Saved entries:

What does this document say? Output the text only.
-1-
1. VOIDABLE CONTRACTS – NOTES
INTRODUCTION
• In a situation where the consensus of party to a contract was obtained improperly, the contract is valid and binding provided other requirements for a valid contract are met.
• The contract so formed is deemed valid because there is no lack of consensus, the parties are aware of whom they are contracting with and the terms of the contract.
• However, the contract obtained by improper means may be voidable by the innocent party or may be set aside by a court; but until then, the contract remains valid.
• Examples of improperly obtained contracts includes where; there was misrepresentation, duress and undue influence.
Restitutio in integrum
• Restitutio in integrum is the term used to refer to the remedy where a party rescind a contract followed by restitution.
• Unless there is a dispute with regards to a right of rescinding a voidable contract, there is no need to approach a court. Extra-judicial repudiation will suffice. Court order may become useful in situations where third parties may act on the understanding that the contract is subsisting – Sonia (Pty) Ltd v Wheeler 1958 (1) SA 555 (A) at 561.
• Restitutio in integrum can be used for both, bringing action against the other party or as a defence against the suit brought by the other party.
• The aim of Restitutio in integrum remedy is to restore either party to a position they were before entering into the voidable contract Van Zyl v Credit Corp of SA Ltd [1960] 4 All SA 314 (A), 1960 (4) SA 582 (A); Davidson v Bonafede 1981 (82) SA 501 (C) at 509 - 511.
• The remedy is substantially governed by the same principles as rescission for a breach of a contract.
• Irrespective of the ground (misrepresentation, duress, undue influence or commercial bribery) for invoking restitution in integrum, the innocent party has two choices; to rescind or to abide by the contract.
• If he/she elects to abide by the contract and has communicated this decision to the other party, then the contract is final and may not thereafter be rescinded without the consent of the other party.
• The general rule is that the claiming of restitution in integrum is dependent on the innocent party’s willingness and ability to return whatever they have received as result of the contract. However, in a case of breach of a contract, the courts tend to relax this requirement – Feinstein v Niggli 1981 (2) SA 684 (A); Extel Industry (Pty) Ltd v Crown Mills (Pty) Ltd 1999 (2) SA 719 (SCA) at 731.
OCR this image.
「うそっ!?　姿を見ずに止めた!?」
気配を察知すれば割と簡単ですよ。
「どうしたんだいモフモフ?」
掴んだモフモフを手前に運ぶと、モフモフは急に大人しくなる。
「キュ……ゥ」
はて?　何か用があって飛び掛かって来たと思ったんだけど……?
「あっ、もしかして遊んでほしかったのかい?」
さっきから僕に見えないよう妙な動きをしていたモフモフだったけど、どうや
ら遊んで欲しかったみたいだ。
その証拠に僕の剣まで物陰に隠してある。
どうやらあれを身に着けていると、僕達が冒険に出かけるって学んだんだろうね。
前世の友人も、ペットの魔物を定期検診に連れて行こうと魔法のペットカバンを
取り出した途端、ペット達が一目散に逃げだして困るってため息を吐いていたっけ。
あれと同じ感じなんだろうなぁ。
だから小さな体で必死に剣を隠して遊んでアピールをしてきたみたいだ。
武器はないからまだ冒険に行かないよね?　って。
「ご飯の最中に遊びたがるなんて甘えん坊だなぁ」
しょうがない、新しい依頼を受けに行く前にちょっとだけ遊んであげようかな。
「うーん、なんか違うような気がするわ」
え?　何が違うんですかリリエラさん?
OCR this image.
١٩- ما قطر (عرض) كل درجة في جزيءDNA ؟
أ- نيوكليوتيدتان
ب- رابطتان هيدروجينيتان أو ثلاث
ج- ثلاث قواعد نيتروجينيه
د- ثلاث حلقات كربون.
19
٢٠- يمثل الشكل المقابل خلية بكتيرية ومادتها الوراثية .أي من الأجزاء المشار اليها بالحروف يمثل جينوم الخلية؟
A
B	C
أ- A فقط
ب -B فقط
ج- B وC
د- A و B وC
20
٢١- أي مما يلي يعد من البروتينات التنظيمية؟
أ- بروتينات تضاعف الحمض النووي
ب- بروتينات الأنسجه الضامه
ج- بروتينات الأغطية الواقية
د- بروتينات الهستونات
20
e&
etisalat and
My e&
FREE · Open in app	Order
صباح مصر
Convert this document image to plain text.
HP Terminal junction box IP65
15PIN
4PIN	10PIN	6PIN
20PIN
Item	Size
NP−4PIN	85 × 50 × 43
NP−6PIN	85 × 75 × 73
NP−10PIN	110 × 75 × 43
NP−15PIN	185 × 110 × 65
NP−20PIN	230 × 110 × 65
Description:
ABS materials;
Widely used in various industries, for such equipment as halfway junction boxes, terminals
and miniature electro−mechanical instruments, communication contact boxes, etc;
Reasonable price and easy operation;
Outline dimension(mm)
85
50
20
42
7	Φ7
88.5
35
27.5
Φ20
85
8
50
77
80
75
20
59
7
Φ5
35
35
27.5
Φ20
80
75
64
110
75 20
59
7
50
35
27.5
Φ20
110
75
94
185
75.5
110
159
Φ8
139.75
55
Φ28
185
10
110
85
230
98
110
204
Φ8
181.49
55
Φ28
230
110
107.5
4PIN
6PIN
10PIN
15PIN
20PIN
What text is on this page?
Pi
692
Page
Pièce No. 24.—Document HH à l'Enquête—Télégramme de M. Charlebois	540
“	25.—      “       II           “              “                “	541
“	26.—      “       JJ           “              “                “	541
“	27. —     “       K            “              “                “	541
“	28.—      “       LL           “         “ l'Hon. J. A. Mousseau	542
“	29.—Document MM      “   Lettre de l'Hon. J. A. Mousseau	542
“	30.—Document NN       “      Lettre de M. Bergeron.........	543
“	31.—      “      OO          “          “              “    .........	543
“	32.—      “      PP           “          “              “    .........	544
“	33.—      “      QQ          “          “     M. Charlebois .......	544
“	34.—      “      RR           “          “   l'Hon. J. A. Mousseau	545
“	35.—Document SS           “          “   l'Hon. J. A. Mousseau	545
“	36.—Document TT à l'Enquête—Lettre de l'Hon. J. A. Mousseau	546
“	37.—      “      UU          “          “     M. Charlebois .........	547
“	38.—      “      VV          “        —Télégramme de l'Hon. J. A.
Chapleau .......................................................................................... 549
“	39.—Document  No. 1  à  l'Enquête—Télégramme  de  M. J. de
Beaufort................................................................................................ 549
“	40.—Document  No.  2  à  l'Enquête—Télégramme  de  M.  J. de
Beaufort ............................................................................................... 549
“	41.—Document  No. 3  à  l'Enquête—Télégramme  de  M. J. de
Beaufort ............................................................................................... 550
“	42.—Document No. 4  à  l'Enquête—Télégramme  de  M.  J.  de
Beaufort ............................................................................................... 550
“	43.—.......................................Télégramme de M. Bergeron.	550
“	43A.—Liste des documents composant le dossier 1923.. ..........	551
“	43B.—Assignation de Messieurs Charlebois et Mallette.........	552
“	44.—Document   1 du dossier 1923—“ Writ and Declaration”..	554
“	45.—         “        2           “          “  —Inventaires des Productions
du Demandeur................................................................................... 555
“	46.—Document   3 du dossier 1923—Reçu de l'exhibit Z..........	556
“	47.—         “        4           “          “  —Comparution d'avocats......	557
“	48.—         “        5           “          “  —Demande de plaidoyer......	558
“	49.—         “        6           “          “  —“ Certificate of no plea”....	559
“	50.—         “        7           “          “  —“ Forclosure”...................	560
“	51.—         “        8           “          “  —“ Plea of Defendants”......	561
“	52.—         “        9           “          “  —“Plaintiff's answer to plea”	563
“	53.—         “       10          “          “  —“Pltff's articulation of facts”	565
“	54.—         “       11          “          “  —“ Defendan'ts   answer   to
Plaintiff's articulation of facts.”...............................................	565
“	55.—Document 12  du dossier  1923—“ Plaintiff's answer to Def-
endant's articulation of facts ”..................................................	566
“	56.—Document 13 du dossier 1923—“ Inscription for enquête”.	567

What this task involves – From the data above, gather every line that includes the word "influence".

Solution –
• Examples of improperly obtained contracts includes where; there was misrepresentation, duress and undue influence.
• Irrespective of the ground (misrepresentation, duress, undue influence or commercial bribery) for invoking restitution in integrum, the innocent party has two choices; to rescind or to abide by the contract.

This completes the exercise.